[Start Excerpted data]

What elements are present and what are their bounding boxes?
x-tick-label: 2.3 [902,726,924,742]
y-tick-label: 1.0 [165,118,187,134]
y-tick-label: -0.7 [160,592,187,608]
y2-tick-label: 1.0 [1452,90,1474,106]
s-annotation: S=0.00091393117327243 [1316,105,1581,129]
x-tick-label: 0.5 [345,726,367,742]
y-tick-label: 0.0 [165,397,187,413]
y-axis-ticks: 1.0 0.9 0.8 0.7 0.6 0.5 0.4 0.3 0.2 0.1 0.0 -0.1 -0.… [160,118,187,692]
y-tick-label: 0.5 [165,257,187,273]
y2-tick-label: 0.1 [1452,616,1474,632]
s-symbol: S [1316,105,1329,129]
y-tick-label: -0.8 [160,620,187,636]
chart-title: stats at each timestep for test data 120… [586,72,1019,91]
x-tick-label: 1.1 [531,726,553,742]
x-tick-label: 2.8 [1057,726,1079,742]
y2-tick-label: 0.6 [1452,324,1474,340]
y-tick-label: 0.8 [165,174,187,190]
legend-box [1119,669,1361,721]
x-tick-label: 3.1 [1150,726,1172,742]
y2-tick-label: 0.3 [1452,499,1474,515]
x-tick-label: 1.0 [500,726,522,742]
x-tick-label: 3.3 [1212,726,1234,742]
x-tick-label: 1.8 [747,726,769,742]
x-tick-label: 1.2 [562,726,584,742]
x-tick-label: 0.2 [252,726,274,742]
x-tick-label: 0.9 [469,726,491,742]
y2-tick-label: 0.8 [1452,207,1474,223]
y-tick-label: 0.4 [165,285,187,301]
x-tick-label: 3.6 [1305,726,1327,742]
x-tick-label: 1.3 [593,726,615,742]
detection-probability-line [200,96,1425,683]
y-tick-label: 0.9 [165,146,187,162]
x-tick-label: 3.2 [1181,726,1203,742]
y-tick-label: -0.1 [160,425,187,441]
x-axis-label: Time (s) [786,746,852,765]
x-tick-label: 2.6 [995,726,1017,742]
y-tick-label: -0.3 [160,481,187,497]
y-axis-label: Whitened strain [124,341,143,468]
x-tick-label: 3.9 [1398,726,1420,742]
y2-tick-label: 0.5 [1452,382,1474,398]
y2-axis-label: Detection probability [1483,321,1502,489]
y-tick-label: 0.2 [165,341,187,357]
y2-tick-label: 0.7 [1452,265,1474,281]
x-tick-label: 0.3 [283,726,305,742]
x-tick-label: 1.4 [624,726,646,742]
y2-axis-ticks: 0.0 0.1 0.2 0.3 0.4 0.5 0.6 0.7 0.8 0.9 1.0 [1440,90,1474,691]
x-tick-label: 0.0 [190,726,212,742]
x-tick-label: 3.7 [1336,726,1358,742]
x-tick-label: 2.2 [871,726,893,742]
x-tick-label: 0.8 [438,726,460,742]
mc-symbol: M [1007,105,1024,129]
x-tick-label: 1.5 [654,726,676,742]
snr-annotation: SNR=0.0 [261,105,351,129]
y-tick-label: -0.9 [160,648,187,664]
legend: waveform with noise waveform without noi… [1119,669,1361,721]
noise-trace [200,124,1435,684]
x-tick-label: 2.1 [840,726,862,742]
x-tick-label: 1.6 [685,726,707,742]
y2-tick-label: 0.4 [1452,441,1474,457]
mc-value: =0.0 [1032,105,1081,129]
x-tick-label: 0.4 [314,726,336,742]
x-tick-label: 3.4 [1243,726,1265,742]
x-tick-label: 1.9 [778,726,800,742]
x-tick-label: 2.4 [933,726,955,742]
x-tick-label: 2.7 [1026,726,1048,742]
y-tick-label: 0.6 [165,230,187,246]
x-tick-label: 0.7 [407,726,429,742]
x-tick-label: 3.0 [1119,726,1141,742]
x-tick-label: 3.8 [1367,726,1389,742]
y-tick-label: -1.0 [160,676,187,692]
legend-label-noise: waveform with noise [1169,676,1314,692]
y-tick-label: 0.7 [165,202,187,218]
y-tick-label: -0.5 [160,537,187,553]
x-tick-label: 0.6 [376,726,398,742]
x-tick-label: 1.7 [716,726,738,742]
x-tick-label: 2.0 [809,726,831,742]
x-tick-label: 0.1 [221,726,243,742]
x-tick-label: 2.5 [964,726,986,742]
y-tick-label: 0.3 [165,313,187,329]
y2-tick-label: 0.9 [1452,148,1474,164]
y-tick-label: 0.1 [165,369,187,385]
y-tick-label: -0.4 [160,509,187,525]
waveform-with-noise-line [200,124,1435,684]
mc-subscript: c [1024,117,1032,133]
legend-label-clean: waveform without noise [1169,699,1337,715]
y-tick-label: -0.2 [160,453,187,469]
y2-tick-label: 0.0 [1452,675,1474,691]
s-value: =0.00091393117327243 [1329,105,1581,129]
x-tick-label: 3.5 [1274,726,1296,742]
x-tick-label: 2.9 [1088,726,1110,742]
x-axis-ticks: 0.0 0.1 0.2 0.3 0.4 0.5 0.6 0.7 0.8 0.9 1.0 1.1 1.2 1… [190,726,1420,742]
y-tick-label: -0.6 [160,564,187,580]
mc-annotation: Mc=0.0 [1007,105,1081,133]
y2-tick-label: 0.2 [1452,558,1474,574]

[End Excerpted data]

• [What is being asked] Please print every one of the lines above again, word for word and in the same order, without changing anything.

• [Right answer]
What elements are present and what are their bounding boxes?
x-tick-label: 2.3 [902,726,924,742]
y-tick-label: 1.0 [165,118,187,134]
y-tick-label: -0.7 [160,592,187,608]
y2-tick-label: 1.0 [1452,90,1474,106]
s-annotation: S=0.00091393117327243 [1316,105,1581,129]
x-tick-label: 0.5 [345,726,367,742]
y-tick-label: 0.0 [165,397,187,413]
y-axis-ticks: 1.0 0.9 0.8 0.7 0.6 0.5 0.4 0.3 0.2 0.1 0.0 -0.1 -0.… [160,118,187,692]
y-tick-label: 0.5 [165,257,187,273]
y2-tick-label: 0.1 [1452,616,1474,632]
s-symbol: S [1316,105,1329,129]
y-tick-label: -0.8 [160,620,187,636]
chart-title: stats at each timestep for test data 120… [586,72,1019,91]
x-tick-label: 1.1 [531,726,553,742]
x-tick-label: 2.8 [1057,726,1079,742]
y2-tick-label: 0.6 [1452,324,1474,340]
y-tick-label: 0.8 [165,174,187,190]
legend-box [1119,669,1361,721]
x-tick-label: 3.1 [1150,726,1172,742]
y2-tick-label: 0.3 [1452,499,1474,515]
x-tick-label: 1.0 [500,726,522,742]
x-tick-label: 3.3 [1212,726,1234,742]
x-tick-label: 1.8 [747,726,769,742]
x-tick-label: 1.2 [562,726,584,742]
x-tick-label: 0.2 [252,726,274,742]
x-tick-label: 0.9 [469,726,491,742]
y2-tick-label: 0.8 [1452,207,1474,223]
y-tick-label: 0.4 [165,285,187,301]
x-tick-label: 3.6 [1305,726,1327,742]
x-tick-label: 1.3 [593,726,615,742]
detection-probability-line [200,96,1425,683]
y-tick-label: 0.9 [165,146,187,162]
x-tick-label: 3.2 [1181,726,1203,742]
y-tick-label: -0.1 [160,425,187,441]
x-axis-label: Time (s) [786,746,852,765]
x-tick-label: 2.6 [995,726,1017,742]
y-tick-label: -0.3 [160,481,187,497]
y-axis-label: Whitened strain [124,341,143,468]
x-tick-label: 3.9 [1398,726,1420,742]
y2-tick-label: 0.5 [1452,382,1474,398]
y2-axis-label: Detection probability [1483,321,1502,489]
y-tick-label: 0.2 [165,341,187,357]
y2-tick-label: 0.7 [1452,265,1474,281]
x-tick-label: 0.3 [283,726,305,742]
x-tick-label: 1.4 [624,726,646,742]
y2-axis-ticks: 0.0 0.1 0.2 0.3 0.4 0.5 0.6 0.7 0.8 0.9 1.0 [1440,90,1474,691]
x-tick-label: 0.0 [190,726,212,742]
x-tick-label: 3.7 [1336,726,1358,742]
x-tick-label: 2.2 [871,726,893,742]
x-tick-label: 0.8 [438,726,460,742]
mc-symbol: M [1007,105,1024,129]
x-tick-label: 1.5 [654,726,676,742]
snr-annotation: SNR=0.0 [261,105,351,129]
y-tick-label: -0.9 [160,648,187,664]
legend: waveform with noise waveform without noi… [1119,669,1361,721]
noise-trace [200,124,1435,684]
x-tick-label: 2.1 [840,726,862,742]
x-tick-label: 1.6 [685,726,707,742]
y2-tick-label: 0.4 [1452,441,1474,457]
mc-value: =0.0 [1032,105,1081,129]
x-tick-label: 0.4 [314,726,336,742]
x-tick-label: 3.4 [1243,726,1265,742]
x-tick-label: 1.9 [778,726,800,742]
x-tick-label: 2.4 [933,726,955,742]
x-tick-label: 2.7 [1026,726,1048,742]
y-tick-label: 0.6 [165,230,187,246]
x-tick-label: 0.7 [407,726,429,742]
x-tick-label: 3.0 [1119,726,1141,742]
x-tick-label: 3.8 [1367,726,1389,742]
y-tick-label: -1.0 [160,676,187,692]
legend-label-noise: waveform with noise [1169,676,1314,692]
y-tick-label: 0.7 [165,202,187,218]
y-tick-label: -0.5 [160,537,187,553]
x-tick-label: 0.6 [376,726,398,742]
x-tick-label: 1.7 [716,726,738,742]
x-tick-label: 2.0 [809,726,831,742]
x-tick-label: 0.1 [221,726,243,742]
x-tick-label: 2.5 [964,726,986,742]
y-tick-label: 0.3 [165,313,187,329]
y2-tick-label: 0.9 [1452,148,1474,164]
y-tick-label: 0.1 [165,369,187,385]
y-tick-label: -0.4 [160,509,187,525]
waveform-with-noise-line [200,124,1435,684]
mc-subscript: c [1024,117,1032,133]
legend-label-clean: waveform without noise [1169,699,1337,715]
y-tick-label: -0.2 [160,453,187,469]
y2-tick-label: 0.0 [1452,675,1474,691]
s-value: =0.00091393117327243 [1329,105,1581,129]
x-tick-label: 3.5 [1274,726,1296,742]
x-tick-label: 2.9 [1088,726,1110,742]
x-axis-ticks: 0.0 0.1 0.2 0.3 0.4 0.5 0.6 0.7 0.8 0.9 1.0 1.1 1.2 1… [190,726,1420,742]
y-tick-label: -0.6 [160,564,187,580]
mc-annotation: Mc=0.0 [1007,105,1081,133]
y2-tick-label: 0.2 [1452,558,1474,574]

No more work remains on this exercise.